____ Records

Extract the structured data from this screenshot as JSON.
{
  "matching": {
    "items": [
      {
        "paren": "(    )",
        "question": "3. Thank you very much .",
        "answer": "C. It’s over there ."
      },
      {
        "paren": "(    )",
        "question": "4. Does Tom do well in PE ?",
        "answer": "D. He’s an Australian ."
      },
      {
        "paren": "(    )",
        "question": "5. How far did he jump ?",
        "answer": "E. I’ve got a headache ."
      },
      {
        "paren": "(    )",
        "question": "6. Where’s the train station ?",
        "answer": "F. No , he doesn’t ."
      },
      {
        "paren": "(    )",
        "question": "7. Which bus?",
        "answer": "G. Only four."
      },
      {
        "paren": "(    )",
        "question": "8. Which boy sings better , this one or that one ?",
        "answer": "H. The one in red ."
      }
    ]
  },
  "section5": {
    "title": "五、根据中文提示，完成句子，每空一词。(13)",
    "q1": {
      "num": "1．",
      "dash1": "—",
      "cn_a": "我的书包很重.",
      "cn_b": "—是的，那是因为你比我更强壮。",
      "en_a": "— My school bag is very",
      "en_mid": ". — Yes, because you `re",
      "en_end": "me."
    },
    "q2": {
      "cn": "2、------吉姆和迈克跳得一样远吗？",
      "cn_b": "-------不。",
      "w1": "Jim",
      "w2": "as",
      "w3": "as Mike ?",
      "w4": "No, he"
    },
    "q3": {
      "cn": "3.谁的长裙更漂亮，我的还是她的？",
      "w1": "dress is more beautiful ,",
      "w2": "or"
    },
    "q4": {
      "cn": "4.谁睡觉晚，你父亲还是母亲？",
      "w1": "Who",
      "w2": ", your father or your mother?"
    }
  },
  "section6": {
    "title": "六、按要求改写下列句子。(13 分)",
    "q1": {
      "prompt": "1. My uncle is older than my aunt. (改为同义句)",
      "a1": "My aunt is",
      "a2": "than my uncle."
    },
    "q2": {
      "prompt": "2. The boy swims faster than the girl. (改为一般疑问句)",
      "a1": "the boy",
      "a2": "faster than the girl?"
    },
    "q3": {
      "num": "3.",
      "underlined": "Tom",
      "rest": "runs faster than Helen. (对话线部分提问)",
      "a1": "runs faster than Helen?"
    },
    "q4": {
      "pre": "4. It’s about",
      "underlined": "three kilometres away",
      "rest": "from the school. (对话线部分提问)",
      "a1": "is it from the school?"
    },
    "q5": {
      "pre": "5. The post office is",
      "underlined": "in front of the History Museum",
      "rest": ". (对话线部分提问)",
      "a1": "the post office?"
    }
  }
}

________

Filter the records for lines holding the string "Helen". Copy each one.

      "rest": "runs faster than Helen. (对话线部分提问)",
      "a1": "runs faster than Helen?"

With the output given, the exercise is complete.